**STATED TASK:** Reproduce the entire listing word for word.

[Stored records]
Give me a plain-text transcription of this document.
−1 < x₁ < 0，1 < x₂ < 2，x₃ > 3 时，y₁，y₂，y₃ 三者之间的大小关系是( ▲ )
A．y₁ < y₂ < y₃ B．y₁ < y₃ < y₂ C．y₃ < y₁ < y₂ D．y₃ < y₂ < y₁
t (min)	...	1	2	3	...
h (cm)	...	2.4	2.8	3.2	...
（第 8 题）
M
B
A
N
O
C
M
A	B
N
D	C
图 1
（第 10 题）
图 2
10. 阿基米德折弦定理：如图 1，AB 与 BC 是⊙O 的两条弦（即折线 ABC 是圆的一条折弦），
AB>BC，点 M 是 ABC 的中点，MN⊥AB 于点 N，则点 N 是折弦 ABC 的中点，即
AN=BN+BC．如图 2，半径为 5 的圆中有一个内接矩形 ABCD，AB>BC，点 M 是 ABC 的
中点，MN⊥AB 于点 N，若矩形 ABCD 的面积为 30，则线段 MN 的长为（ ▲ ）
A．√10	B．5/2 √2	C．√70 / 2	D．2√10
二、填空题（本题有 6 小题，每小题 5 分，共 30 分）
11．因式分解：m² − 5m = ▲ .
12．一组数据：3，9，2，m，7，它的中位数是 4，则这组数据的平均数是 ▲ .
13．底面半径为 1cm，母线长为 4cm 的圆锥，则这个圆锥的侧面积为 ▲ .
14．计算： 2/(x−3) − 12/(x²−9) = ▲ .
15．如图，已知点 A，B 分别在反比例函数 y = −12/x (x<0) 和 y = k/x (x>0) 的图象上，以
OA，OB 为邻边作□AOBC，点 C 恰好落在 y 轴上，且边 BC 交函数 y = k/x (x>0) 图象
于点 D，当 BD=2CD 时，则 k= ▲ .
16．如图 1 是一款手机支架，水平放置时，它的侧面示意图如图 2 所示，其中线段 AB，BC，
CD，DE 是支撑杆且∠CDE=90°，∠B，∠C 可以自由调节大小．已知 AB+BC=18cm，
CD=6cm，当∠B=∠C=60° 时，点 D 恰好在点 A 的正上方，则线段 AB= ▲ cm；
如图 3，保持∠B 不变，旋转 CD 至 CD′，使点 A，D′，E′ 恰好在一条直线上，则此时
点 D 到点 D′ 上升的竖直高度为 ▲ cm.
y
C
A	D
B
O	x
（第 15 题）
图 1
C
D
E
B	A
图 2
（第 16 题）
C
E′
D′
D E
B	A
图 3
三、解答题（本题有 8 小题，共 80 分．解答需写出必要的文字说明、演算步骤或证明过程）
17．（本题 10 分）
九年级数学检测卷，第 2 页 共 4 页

**SOLUTION FOR THIS EXERCISE:**
Give me a plain-text transcription of this document.
−1 < x₁ < 0，1 < x₂ < 2，x₃ > 3 时，y₁，y₂，y₃ 三者之间的大小关系是( ▲ )
A．y₁ < y₂ < y₃ B．y₁ < y₃ < y₂ C．y₃ < y₁ < y₂ D．y₃ < y₂ < y₁
t (min)	...	1	2	3	...
h (cm)	...	2.4	2.8	3.2	...
（第 8 题）
M
B
A
N
O
C
M
A	B
N
D	C
图 1
（第 10 题）
图 2
10. 阿基米德折弦定理：如图 1，AB 与 BC 是⊙O 的两条弦（即折线 ABC 是圆的一条折弦），
AB>BC，点 M 是 ABC 的中点，MN⊥AB 于点 N，则点 N 是折弦 ABC 的中点，即
AN=BN+BC．如图 2，半径为 5 的圆中有一个内接矩形 ABCD，AB>BC，点 M 是 ABC 的
中点，MN⊥AB 于点 N，若矩形 ABCD 的面积为 30，则线段 MN 的长为（ ▲ ）
A．√10	B．5/2 √2	C．√70 / 2	D．2√10
二、填空题（本题有 6 小题，每小题 5 分，共 30 分）
11．因式分解：m² − 5m = ▲ .
12．一组数据：3，9，2，m，7，它的中位数是 4，则这组数据的平均数是 ▲ .
13．底面半径为 1cm，母线长为 4cm 的圆锥，则这个圆锥的侧面积为 ▲ .
14．计算： 2/(x−3) − 12/(x²−9) = ▲ .
15．如图，已知点 A，B 分别在反比例函数 y = −12/x (x<0) 和 y = k/x (x>0) 的图象上，以
OA，OB 为邻边作□AOBC，点 C 恰好落在 y 轴上，且边 BC 交函数 y = k/x (x>0) 图象
于点 D，当 BD=2CD 时，则 k= ▲ .
16．如图 1 是一款手机支架，水平放置时，它的侧面示意图如图 2 所示，其中线段 AB，BC，
CD，DE 是支撑杆且∠CDE=90°，∠B，∠C 可以自由调节大小．已知 AB+BC=18cm，
CD=6cm，当∠B=∠C=60° 时，点 D 恰好在点 A 的正上方，则线段 AB= ▲ cm；
如图 3，保持∠B 不变，旋转 CD 至 CD′，使点 A，D′，E′ 恰好在一条直线上，则此时
点 D 到点 D′ 上升的竖直高度为 ▲ cm.
y
C
A	D
B
O	x
（第 15 题）
图 1
C
D
E
B	A
图 2
（第 16 题）
C
E′
D′
D E
B	A
图 3
三、解答题（本题有 8 小题，共 80 分．解答需写出必要的文字说明、演算步骤或证明过程）
17．（本题 10 分）
九年级数学检测卷，第 2 页 共 4 页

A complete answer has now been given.